-- Problem statement --
From the entries below, copy every line that holds the word "name".

Items from a dataset
· · · ·

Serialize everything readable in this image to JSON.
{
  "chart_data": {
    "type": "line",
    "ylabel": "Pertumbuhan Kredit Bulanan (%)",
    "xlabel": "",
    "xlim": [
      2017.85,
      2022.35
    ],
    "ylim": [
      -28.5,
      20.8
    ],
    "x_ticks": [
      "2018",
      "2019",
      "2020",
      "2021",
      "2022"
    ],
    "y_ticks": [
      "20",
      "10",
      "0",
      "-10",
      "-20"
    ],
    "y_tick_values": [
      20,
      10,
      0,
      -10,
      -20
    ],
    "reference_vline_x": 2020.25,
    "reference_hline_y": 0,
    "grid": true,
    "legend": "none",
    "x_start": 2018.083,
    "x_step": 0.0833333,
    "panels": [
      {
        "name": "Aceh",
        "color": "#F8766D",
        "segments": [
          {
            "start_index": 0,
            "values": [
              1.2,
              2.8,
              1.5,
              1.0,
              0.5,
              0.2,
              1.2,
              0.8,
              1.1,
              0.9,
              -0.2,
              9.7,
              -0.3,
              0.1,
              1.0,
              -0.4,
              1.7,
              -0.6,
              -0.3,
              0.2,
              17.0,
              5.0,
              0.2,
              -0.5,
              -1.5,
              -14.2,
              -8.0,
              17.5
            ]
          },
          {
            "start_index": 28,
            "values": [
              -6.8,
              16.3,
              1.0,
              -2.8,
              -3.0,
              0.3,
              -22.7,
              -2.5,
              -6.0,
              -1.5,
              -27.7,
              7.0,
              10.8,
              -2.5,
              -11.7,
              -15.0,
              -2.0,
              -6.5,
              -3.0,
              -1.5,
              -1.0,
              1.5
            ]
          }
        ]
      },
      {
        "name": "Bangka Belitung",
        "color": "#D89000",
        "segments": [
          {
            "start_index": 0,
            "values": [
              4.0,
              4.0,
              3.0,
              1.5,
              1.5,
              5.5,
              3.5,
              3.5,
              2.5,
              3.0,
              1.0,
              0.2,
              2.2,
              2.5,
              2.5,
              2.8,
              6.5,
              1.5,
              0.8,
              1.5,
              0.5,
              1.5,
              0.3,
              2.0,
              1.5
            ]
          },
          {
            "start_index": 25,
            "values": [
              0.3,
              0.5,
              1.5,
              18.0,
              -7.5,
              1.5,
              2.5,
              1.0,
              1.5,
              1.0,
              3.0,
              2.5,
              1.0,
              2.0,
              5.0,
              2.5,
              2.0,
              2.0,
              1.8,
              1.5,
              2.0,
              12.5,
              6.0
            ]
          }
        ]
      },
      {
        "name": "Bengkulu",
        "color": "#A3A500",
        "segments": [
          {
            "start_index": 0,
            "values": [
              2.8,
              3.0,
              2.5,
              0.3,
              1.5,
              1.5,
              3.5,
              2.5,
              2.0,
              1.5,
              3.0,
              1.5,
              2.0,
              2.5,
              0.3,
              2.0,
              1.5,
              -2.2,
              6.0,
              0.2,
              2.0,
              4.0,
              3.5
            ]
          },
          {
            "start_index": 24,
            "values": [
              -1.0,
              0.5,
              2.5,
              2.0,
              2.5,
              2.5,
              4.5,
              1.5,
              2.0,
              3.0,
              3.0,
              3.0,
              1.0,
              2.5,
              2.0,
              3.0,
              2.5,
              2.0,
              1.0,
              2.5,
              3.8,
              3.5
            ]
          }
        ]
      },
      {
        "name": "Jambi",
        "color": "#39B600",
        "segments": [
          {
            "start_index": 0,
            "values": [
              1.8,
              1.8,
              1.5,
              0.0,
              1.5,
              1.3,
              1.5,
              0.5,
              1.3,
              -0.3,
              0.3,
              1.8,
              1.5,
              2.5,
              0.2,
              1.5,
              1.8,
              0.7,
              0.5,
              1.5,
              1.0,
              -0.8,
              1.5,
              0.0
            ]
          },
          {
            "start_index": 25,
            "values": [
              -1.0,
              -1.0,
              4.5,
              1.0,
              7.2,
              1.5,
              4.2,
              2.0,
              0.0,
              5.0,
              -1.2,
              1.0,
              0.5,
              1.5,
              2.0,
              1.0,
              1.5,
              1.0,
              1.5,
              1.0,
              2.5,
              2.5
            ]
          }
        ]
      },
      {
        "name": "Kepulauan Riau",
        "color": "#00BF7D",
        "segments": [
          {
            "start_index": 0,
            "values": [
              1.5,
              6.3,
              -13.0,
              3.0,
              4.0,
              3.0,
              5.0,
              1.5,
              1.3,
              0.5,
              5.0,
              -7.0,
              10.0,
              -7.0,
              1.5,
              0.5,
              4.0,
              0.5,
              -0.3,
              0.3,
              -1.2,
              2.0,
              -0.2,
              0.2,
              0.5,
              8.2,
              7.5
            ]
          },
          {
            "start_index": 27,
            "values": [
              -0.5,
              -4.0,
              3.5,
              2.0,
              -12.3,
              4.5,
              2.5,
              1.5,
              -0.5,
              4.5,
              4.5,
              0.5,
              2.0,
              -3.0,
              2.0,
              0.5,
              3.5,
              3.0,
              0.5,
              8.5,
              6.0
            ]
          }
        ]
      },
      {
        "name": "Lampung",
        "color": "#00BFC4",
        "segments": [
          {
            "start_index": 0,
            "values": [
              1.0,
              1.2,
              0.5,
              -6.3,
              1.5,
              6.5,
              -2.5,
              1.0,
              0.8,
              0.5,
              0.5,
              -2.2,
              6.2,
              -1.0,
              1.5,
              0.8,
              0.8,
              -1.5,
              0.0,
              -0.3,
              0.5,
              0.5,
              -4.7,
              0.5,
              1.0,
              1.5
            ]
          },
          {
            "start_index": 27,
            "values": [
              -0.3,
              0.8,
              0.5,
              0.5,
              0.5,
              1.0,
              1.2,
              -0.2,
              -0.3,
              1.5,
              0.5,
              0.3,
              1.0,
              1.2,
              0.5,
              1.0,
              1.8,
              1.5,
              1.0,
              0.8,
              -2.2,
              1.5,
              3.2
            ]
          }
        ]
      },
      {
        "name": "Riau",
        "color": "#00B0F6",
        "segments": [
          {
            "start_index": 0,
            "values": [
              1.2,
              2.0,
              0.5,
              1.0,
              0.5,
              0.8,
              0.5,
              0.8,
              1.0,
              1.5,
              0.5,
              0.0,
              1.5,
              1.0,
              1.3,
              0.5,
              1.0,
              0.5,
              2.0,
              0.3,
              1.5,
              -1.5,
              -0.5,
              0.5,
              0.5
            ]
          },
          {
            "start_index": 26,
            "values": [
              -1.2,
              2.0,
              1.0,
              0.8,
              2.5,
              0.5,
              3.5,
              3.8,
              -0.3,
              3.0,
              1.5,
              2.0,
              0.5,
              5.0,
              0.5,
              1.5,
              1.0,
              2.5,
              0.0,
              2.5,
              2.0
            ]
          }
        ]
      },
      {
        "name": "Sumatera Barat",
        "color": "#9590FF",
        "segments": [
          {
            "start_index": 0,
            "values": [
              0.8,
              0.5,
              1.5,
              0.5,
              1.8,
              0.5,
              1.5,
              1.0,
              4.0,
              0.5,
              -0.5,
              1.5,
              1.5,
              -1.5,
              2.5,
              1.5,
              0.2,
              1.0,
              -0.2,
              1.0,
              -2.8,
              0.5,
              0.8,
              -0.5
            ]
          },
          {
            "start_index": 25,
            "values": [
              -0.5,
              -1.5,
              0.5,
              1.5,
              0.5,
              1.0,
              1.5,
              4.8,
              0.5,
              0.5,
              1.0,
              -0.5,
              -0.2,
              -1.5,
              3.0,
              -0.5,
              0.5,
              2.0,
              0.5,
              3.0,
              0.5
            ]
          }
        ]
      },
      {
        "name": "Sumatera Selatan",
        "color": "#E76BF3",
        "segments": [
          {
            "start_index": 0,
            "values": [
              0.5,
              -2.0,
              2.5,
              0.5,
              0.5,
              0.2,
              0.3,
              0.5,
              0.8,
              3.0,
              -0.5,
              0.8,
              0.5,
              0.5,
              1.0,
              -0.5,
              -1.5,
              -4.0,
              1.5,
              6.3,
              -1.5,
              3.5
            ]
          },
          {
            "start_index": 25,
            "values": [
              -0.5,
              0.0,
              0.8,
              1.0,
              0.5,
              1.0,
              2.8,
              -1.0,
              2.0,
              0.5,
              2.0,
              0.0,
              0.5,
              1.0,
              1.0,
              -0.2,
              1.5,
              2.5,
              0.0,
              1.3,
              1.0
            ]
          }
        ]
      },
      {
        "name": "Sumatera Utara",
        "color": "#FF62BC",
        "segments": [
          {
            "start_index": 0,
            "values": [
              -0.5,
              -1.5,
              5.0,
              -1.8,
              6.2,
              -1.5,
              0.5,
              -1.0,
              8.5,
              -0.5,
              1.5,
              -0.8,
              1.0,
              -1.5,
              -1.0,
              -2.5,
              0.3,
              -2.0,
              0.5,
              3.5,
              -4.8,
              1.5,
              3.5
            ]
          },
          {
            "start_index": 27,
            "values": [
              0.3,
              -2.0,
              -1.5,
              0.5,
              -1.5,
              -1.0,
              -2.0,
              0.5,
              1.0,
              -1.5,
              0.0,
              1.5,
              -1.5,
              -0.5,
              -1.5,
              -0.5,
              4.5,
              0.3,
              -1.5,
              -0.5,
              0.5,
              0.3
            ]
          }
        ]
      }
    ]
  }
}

· · · ·

-- Response below --
        "name": "Aceh",
        "name": "Bangka Belitung",
        "name": "Bengkulu",
        "name": "Jambi",
        "name": "Kepulauan Riau",
        "name": "Lampung",
        "name": "Riau",
        "name": "Sumatera Barat",
        "name": "Sumatera Selatan",
        "name": "Sumatera Utara",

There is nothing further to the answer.